STATED EXERCISE - Look through the listing below and report how many lines contain "screenshot", as a bare number.

DATA LISTING -
——————————

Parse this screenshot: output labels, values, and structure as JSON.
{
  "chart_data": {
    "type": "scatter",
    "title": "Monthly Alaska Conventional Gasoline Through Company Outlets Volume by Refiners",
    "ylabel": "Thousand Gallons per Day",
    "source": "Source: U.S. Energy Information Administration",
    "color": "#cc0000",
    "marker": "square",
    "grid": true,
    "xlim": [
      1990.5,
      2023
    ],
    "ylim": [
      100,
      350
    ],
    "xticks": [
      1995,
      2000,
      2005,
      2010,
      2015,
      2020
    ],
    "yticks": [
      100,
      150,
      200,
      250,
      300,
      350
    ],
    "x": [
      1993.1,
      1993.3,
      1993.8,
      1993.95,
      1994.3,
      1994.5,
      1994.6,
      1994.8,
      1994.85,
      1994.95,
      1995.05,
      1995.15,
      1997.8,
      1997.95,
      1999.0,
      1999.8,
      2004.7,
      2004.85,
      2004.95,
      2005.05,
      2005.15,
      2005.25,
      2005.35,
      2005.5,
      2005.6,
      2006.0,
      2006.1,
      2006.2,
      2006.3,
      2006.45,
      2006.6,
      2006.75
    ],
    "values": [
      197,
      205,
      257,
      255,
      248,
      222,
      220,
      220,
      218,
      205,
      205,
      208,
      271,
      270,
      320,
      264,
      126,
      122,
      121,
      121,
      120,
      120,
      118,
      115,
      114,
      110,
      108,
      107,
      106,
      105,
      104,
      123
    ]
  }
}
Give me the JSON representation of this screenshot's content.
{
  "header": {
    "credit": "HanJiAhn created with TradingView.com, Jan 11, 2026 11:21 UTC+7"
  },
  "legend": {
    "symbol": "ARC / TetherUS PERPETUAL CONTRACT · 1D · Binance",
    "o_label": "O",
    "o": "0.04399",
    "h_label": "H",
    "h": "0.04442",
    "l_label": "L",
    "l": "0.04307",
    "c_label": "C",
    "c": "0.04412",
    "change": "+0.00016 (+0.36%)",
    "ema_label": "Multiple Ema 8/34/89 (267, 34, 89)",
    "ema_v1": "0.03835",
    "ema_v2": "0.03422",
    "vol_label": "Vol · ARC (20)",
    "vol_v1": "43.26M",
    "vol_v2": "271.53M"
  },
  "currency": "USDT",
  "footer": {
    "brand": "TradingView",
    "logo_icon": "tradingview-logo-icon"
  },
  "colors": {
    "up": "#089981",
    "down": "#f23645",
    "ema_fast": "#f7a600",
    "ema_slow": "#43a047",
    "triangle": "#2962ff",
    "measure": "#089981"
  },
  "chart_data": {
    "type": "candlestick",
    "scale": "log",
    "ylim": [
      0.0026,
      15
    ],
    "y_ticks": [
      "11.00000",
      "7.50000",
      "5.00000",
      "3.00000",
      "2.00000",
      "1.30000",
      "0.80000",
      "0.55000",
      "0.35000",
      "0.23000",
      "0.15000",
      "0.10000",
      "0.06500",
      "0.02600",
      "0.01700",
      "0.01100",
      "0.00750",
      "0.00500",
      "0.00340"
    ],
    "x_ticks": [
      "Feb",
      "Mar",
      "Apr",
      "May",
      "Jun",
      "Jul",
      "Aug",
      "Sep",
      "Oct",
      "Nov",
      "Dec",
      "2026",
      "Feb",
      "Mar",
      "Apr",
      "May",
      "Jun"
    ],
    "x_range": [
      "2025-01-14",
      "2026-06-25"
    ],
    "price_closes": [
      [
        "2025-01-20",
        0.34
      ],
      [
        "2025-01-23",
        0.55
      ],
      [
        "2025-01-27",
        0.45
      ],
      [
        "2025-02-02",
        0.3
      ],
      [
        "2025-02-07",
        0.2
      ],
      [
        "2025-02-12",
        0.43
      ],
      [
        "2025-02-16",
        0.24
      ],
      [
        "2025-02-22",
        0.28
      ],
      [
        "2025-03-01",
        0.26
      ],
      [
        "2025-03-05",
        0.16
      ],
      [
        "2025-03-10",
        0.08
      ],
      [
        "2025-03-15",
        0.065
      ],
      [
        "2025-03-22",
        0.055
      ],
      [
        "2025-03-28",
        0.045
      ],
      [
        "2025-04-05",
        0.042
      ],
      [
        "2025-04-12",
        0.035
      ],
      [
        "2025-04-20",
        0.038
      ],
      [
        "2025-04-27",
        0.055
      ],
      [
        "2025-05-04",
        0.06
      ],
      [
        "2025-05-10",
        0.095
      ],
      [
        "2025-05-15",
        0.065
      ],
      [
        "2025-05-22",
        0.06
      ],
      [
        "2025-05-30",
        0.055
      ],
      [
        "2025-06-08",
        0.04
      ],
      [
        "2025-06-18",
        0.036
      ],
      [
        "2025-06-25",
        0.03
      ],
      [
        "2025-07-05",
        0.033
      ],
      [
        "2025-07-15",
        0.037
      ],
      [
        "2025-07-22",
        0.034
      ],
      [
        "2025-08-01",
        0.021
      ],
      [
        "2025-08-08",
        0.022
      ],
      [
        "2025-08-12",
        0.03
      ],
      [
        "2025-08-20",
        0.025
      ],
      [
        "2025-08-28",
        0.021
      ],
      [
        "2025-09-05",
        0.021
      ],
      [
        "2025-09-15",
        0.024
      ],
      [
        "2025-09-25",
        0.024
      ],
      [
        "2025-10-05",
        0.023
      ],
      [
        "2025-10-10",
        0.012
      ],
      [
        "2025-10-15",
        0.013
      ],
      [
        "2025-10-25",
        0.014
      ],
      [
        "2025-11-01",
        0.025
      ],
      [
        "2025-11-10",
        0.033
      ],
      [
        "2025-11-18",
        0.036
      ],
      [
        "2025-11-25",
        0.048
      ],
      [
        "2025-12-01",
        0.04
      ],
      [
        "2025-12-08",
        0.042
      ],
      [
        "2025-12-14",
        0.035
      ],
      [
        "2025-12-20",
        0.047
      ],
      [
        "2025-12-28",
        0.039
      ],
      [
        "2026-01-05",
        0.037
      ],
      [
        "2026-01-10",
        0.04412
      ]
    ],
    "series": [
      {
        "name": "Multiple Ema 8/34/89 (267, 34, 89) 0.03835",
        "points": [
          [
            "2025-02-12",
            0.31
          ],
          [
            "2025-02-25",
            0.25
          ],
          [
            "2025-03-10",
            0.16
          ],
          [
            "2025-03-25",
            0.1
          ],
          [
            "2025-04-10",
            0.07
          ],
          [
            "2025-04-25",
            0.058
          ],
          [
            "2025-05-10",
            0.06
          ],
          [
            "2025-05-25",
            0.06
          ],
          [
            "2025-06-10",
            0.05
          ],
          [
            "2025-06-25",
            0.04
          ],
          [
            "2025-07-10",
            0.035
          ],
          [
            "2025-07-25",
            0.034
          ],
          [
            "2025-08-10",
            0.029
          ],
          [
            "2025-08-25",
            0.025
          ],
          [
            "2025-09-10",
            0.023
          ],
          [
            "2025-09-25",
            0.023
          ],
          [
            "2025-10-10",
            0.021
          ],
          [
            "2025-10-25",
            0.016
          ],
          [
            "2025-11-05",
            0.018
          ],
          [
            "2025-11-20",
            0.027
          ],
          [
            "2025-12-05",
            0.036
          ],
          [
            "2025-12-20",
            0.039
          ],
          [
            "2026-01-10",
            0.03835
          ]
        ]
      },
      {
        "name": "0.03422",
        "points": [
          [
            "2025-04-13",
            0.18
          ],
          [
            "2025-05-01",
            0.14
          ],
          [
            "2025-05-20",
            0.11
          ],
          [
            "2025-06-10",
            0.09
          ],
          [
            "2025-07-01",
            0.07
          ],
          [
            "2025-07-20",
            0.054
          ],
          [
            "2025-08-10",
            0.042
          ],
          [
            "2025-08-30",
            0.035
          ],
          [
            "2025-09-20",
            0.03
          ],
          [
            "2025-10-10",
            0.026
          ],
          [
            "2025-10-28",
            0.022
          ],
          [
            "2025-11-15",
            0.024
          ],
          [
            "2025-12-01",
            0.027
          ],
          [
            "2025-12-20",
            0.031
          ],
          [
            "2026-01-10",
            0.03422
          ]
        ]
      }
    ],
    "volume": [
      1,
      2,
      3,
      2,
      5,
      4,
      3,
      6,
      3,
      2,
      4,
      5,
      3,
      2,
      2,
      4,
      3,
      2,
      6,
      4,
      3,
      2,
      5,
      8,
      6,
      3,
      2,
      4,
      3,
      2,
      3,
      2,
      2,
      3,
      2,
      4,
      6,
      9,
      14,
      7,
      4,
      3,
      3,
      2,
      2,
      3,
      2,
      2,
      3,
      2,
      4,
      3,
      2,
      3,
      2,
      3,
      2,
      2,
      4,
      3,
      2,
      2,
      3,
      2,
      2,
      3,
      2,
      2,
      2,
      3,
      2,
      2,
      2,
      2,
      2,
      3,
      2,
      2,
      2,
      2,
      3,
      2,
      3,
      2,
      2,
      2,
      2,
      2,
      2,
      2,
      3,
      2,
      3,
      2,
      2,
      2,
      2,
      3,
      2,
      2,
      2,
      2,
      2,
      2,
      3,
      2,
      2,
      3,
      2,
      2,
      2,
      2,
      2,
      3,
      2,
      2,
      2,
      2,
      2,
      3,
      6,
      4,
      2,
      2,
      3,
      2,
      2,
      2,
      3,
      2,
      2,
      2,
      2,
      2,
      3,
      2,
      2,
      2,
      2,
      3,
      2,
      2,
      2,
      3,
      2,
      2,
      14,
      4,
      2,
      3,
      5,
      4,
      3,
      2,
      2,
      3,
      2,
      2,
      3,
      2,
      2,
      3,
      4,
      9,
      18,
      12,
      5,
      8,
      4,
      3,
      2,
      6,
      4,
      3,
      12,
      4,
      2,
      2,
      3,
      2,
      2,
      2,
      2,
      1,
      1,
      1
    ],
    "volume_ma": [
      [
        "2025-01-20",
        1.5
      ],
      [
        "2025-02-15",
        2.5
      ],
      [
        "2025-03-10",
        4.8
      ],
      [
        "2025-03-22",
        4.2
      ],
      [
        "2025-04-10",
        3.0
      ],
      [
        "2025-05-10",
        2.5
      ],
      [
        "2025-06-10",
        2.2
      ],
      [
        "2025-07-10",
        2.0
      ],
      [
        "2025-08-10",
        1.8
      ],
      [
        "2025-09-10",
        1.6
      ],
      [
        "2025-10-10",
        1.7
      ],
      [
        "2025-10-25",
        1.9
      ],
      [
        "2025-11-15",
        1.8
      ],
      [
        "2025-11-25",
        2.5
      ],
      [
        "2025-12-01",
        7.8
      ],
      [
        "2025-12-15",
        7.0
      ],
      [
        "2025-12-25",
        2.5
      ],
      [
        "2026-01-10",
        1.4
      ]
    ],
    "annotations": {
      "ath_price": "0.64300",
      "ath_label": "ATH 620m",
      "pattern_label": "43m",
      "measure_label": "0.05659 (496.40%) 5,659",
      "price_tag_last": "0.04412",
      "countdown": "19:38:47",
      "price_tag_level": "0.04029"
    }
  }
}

——————————

COMPLETED EXERCISE - 2